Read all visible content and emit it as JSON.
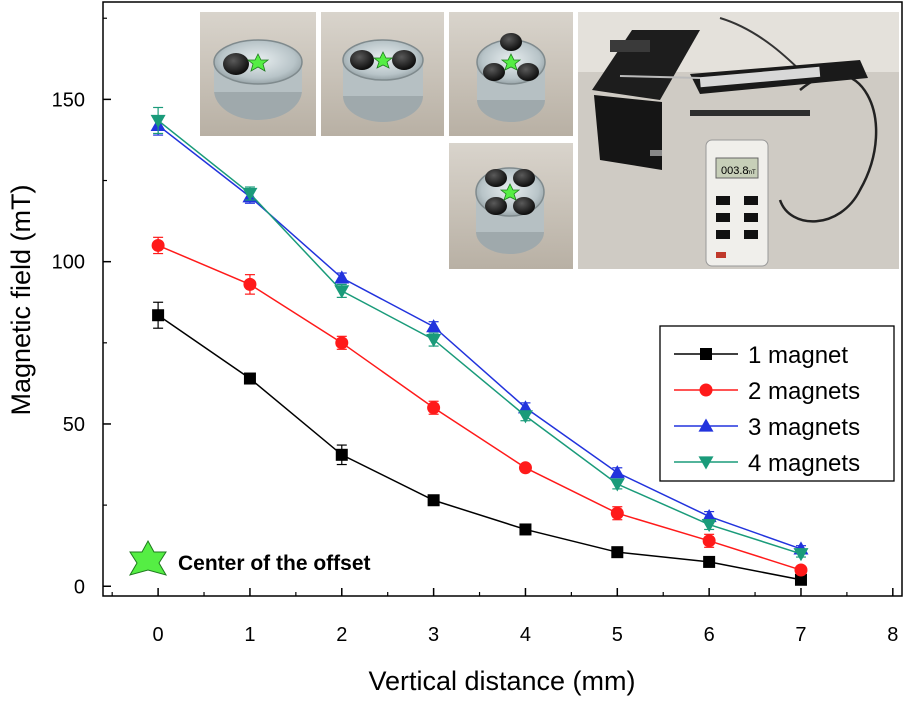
{
  "chart_data": {
    "type": "line",
    "xlabel": "Vertical distance (mm)",
    "ylabel": "Magnetic field (mT)",
    "xlim": [
      -0.6,
      8.1
    ],
    "ylim": [
      -3,
      180
    ],
    "x_ticks": [
      "0",
      "1",
      "2",
      "3",
      "4",
      "5",
      "6",
      "7",
      "8"
    ],
    "y_ticks": [
      "0",
      "50",
      "100",
      "150"
    ],
    "grid": false,
    "legend_position": "right",
    "x": [
      0,
      1,
      2,
      3,
      4,
      5,
      6,
      7
    ],
    "series": [
      {
        "name": "1 magnet",
        "color": "#000000",
        "marker": "square",
        "values": [
          83.5,
          64,
          40.5,
          26.5,
          17.5,
          10.5,
          7.5,
          2
        ],
        "errors": [
          4,
          1,
          3,
          1,
          1,
          1,
          1,
          1
        ]
      },
      {
        "name": "2 magnets",
        "color": "#ff1a1a",
        "marker": "circle",
        "values": [
          105,
          93,
          75,
          55,
          36.5,
          22.5,
          14,
          5
        ],
        "errors": [
          2.5,
          3,
          2,
          2,
          1,
          2,
          2,
          1
        ]
      },
      {
        "name": "3 magnets",
        "color": "#2233dd",
        "marker": "triangle-up",
        "values": [
          142,
          120,
          95,
          80,
          55,
          35,
          21.5,
          11.5
        ],
        "errors": [
          3,
          2,
          1.5,
          1.5,
          1.5,
          1.5,
          1.5,
          1
        ]
      },
      {
        "name": "4 magnets",
        "color": "#1a9b7a",
        "marker": "triangle-down",
        "values": [
          143.5,
          121,
          91,
          76,
          52.5,
          31.5,
          19,
          10
        ],
        "errors": [
          4,
          2,
          2,
          2,
          1.5,
          1.5,
          1.5,
          1
        ]
      }
    ],
    "annotation": {
      "text": "Center of the offset",
      "icon": "green-star-icon",
      "icon_color": "#55ee44"
    },
    "inset_photos": [
      {
        "name": "one-magnet-photo",
        "magnets": 1
      },
      {
        "name": "two-magnets-photo",
        "magnets": 2
      },
      {
        "name": "three-magnets-photo",
        "magnets": 3
      },
      {
        "name": "four-magnets-photo",
        "magnets": 4
      },
      {
        "name": "syringe-pump-gaussmeter-photo",
        "device_readout": "003.8",
        "device_unit": "mT"
      }
    ]
  }
}
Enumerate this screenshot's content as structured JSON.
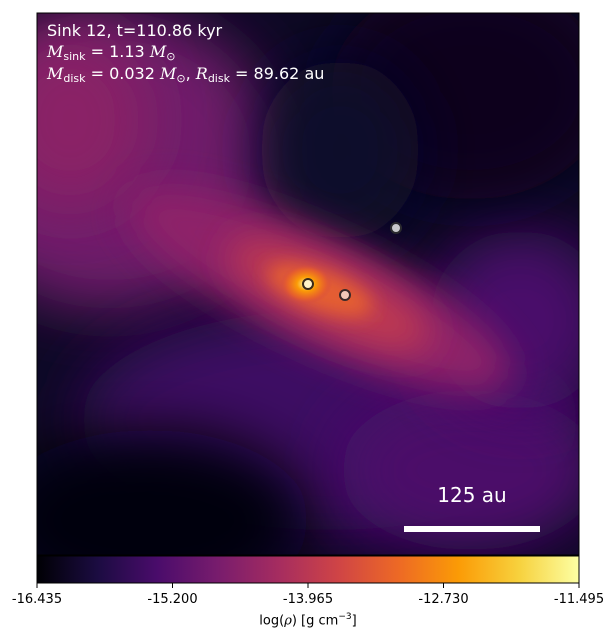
{
  "annotations": {
    "line1": "Sink 12, t=110.86 kyr",
    "sink_mass_symbol": "M",
    "sink_mass_sub": "sink",
    "sink_mass_value": " = 1.13 ",
    "sink_mass_unit": "M",
    "sink_mass_unit_sub": "⊙",
    "disk_mass_symbol": "M",
    "disk_mass_sub": "disk",
    "disk_mass_value": " = 0.032 ",
    "disk_mass_unit": "M",
    "disk_mass_unit_sub": "⊙",
    "separator": ", ",
    "disk_radius_symbol": "R",
    "disk_radius_sub": "disk",
    "disk_radius_value": " = 89.62 au"
  },
  "scale_bar": {
    "label": "125 au"
  },
  "colorbar": {
    "colormap": "inferno",
    "min": -16.435,
    "max": -11.495,
    "ticks": [
      "-16.435",
      "-15.200",
      "-13.965",
      "-12.730",
      "-11.495"
    ],
    "label_prefix": "log(",
    "label_rho": "ρ",
    "label_mid": ") [g cm",
    "label_exp": "−3",
    "label_suffix": "]",
    "stops": [
      "#000004",
      "#1b0c41",
      "#4a0c6b",
      "#781c6d",
      "#a52c60",
      "#cf4446",
      "#ed6925",
      "#fb9b06",
      "#f7d13d",
      "#fcffa4"
    ]
  },
  "sinks": [
    {
      "name": "sink-primary",
      "fill": "#fff3c8",
      "stroke": "#3a2a1a"
    },
    {
      "name": "sink-secondary",
      "fill": "#f2c8b8",
      "stroke": "#3a2a2a"
    },
    {
      "name": "sink-tertiary",
      "fill": "#c8c8cc",
      "stroke": "#2a2a2e"
    }
  ]
}
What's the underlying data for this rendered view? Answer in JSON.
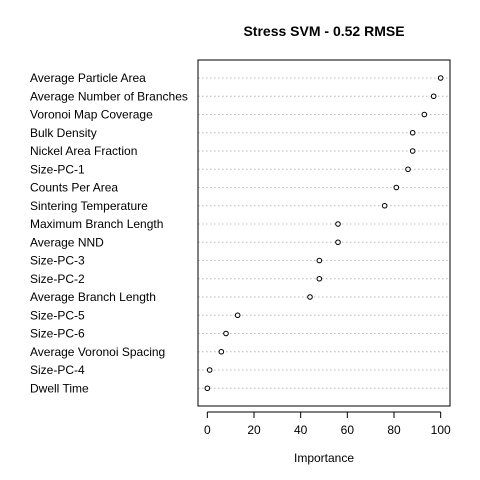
{
  "chart_data": {
    "type": "scatter",
    "title": "Stress SVM - 0.52 RMSE",
    "xlabel": "Importance",
    "ylabel": "",
    "xlim": [
      -4,
      104
    ],
    "xticks": [
      0,
      20,
      40,
      60,
      80,
      100
    ],
    "grid": "horizontal dotted guide lines",
    "categories": [
      "Average Particle Area",
      "Average Number of Branches",
      "Voronoi Map Coverage",
      "Bulk Density",
      "Nickel Area Fraction",
      "Size-PC-1",
      "Counts Per Area",
      "Sintering Temperature",
      "Maximum Branch Length",
      "Average NND",
      "Size-PC-3",
      "Size-PC-2",
      "Average Branch Length",
      "Size-PC-5",
      "Size-PC-6",
      "Average Voronoi Spacing",
      "Size-PC-4",
      "Dwell Time"
    ],
    "values": [
      100,
      97,
      93,
      88,
      88,
      86,
      81,
      76,
      56,
      56,
      48,
      48,
      44,
      13,
      8,
      6,
      1,
      0
    ]
  }
}
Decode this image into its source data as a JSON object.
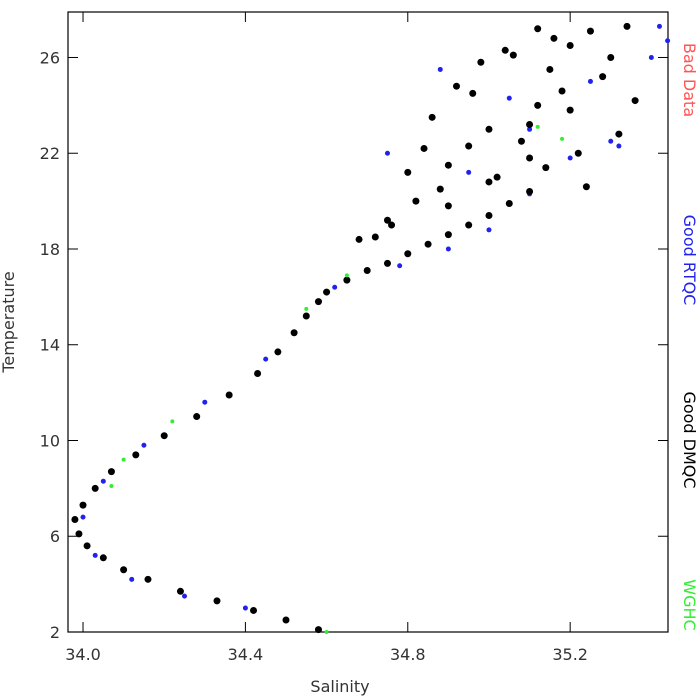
{
  "chart_data": {
    "type": "scatter",
    "xlabel": "Salinity",
    "ylabel": "Temperature",
    "xlim": [
      33.963,
      35.441
    ],
    "ylim": [
      2,
      27.9
    ],
    "xticks": [
      {
        "value": 34.0,
        "label": "34.0"
      },
      34.4,
      34.8,
      35.2
    ],
    "yticks": [
      2,
      6,
      10,
      14,
      18,
      22,
      26
    ],
    "series": [
      {
        "name": "Bad Data",
        "color": "#ff5555",
        "x": [],
        "values": []
      },
      {
        "name": "Good RTQC",
        "color": "#2222ee",
        "radius": 2.5,
        "x": [
          34.4,
          34.25,
          34.12,
          34.03,
          34.0,
          34.05,
          34.15,
          34.3,
          34.45,
          34.62,
          34.78,
          34.9,
          35.0,
          35.1,
          35.2,
          35.3,
          35.4,
          34.75,
          34.88,
          35.05,
          35.25,
          35.44,
          35.42,
          35.32,
          35.1,
          34.95
        ],
        "values": [
          3.0,
          3.5,
          4.2,
          5.2,
          6.8,
          8.3,
          9.8,
          11.6,
          13.4,
          16.4,
          17.3,
          18.0,
          18.8,
          20.3,
          21.8,
          22.5,
          26.0,
          22.0,
          25.5,
          24.3,
          25.0,
          26.7,
          27.3,
          22.3,
          23.0,
          21.2
        ]
      },
      {
        "name": "Good DMQC",
        "color": "#000000",
        "radius": 3.5,
        "x": [
          34.58,
          34.5,
          34.42,
          34.33,
          34.24,
          34.16,
          34.1,
          34.05,
          34.01,
          33.99,
          33.98,
          34.0,
          34.03,
          34.07,
          34.13,
          34.2,
          34.28,
          34.36,
          34.43,
          34.48,
          34.52,
          34.55,
          34.58,
          34.6,
          34.65,
          34.7,
          34.75,
          34.8,
          34.85,
          34.9,
          34.95,
          35.0,
          35.05,
          35.1,
          34.75,
          34.82,
          34.88,
          34.9,
          34.95,
          35.0,
          35.02,
          35.08,
          35.12,
          35.15,
          35.2,
          35.25,
          35.3,
          34.72,
          34.8,
          34.86,
          34.92,
          34.98,
          35.04,
          35.1,
          35.18,
          35.22,
          35.28,
          35.34,
          34.9,
          35.0,
          35.1,
          35.2,
          35.16,
          35.24,
          35.32,
          34.68,
          34.76,
          34.84,
          35.06,
          35.14,
          35.36,
          35.12,
          34.96
        ],
        "values": [
          2.1,
          2.5,
          2.9,
          3.3,
          3.7,
          4.2,
          4.6,
          5.1,
          5.6,
          6.1,
          6.7,
          7.3,
          8.0,
          8.7,
          9.4,
          10.2,
          11.0,
          11.9,
          12.8,
          13.7,
          14.5,
          15.2,
          15.8,
          16.2,
          16.7,
          17.1,
          17.4,
          17.8,
          18.2,
          18.6,
          19.0,
          19.4,
          19.9,
          20.4,
          19.2,
          20.0,
          20.5,
          21.5,
          22.3,
          23.0,
          21.0,
          22.5,
          24.0,
          25.5,
          26.5,
          27.1,
          26.0,
          18.5,
          21.2,
          23.5,
          24.8,
          25.8,
          26.3,
          23.2,
          24.6,
          22.0,
          25.2,
          27.3,
          19.8,
          20.8,
          21.8,
          23.8,
          26.8,
          20.6,
          22.8,
          18.4,
          19.0,
          22.2,
          26.1,
          21.4,
          24.2,
          27.2,
          24.5
        ]
      },
      {
        "name": "WGHC",
        "color": "#33ee33",
        "radius": 2,
        "x": [
          34.6,
          34.1,
          34.07,
          34.22,
          34.55,
          35.18,
          35.12,
          34.65
        ],
        "values": [
          2.0,
          9.2,
          8.1,
          10.8,
          15.5,
          22.6,
          23.1,
          16.9
        ]
      }
    ]
  }
}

------------------------------------------------------------

## Brief
Filter the records down to the lines that contain the string "Area", and copy those lines.

## Task result
      "Average Particle Area",
      "Nickel Area Fraction",
      "Counts Per Area",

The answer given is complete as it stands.